### WHAT THE TASK REQUIRES:
In the records below, how many lines contain the string "mrad", with case counting? Reply with the number only.

Layout element entries:

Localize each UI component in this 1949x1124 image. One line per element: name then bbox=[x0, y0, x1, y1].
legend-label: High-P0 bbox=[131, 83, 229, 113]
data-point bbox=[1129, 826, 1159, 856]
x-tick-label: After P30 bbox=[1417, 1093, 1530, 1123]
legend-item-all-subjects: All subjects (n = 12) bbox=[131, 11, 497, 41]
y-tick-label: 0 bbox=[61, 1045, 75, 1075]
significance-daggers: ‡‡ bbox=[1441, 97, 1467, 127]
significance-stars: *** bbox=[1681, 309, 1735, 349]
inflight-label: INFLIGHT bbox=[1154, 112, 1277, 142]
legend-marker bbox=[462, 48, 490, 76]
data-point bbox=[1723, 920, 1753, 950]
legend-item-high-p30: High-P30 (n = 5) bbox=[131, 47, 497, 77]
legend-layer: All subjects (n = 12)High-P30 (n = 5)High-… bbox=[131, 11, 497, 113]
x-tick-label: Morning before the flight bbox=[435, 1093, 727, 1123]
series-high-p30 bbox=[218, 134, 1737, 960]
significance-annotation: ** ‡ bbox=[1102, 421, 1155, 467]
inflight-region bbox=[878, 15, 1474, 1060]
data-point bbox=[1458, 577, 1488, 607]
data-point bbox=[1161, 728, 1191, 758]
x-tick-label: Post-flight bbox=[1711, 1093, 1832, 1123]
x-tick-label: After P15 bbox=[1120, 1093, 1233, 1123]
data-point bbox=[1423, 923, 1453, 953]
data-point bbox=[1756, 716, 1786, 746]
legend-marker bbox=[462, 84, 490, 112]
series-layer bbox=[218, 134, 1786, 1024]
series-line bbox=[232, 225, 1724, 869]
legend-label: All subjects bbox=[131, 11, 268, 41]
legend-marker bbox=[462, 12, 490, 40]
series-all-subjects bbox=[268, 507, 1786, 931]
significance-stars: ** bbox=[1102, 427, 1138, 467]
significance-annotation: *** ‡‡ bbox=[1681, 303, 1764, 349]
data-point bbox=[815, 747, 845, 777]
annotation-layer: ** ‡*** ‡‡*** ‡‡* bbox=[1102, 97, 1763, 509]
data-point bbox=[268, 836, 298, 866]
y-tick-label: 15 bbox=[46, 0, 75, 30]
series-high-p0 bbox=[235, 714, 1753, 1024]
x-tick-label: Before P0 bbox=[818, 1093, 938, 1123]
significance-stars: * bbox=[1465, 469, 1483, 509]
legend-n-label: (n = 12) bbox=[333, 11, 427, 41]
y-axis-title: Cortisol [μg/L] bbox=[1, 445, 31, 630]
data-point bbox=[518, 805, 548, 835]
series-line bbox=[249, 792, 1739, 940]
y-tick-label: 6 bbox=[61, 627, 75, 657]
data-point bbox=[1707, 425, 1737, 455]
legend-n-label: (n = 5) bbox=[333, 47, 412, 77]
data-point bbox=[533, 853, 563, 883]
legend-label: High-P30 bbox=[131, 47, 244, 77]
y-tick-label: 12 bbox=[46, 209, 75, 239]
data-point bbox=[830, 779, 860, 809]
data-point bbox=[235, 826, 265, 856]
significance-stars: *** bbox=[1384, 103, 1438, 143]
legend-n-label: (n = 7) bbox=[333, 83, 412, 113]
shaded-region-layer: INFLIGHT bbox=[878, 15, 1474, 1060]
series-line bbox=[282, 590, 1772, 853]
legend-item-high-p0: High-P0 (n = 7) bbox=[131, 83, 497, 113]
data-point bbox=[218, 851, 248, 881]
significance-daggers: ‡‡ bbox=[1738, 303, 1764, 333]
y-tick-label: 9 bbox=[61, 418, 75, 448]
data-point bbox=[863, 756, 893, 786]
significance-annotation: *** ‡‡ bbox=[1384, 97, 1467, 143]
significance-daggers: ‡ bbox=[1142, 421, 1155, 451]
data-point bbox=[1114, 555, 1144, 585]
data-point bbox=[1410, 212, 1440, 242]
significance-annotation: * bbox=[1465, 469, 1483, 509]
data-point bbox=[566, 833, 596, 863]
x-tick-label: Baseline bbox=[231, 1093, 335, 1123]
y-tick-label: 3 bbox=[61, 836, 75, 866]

--

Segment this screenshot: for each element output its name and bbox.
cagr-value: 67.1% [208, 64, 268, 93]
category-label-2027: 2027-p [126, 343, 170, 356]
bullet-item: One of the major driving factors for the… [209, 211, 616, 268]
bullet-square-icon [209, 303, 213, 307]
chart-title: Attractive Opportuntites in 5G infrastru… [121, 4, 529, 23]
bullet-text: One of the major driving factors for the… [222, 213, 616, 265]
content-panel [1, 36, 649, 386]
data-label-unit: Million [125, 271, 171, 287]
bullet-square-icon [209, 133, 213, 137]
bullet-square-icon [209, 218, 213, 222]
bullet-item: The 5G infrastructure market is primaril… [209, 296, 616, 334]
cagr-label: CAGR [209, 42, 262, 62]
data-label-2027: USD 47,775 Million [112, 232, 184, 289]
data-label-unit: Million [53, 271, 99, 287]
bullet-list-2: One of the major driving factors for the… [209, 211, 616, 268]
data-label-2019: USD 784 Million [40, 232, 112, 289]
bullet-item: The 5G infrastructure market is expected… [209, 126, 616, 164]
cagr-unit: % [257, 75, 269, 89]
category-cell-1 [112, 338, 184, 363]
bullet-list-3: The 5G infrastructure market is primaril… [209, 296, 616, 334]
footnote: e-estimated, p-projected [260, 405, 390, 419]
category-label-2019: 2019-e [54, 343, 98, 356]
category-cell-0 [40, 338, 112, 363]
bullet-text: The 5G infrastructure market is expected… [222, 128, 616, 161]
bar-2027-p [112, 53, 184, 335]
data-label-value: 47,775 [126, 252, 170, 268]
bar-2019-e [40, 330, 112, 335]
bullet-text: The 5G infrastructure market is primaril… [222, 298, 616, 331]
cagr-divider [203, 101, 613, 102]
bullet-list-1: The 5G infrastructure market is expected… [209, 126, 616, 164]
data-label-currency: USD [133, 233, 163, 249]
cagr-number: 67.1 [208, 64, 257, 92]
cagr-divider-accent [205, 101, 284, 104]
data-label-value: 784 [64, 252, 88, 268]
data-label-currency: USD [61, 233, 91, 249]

--

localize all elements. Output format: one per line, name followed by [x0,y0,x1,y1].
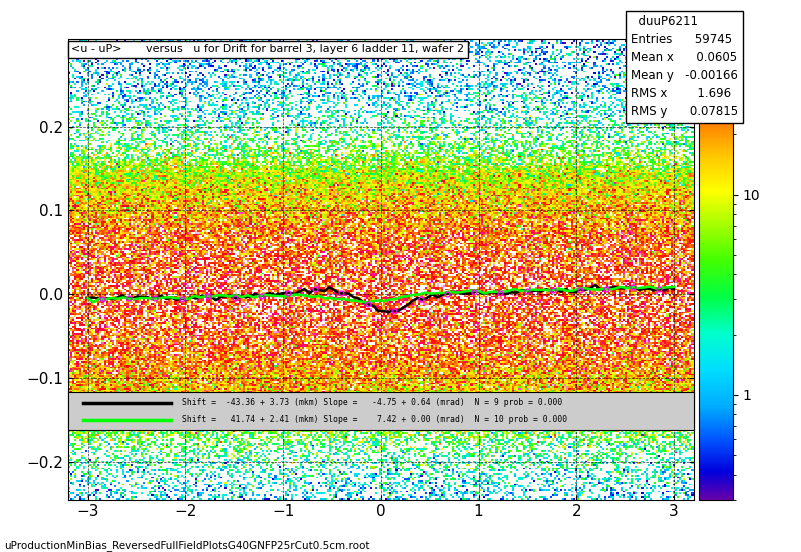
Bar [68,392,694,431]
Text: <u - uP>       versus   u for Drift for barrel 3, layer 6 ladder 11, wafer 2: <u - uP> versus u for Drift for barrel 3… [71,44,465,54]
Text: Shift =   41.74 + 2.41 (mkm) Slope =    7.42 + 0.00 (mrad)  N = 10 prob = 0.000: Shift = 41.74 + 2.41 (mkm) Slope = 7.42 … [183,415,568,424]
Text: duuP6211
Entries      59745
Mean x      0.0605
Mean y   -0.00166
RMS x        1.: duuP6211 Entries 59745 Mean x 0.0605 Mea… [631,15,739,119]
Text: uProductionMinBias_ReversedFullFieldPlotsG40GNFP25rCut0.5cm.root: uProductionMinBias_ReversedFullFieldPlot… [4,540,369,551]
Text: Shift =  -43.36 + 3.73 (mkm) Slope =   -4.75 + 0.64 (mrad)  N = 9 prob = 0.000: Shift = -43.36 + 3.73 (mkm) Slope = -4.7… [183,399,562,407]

### SOLUTION:
2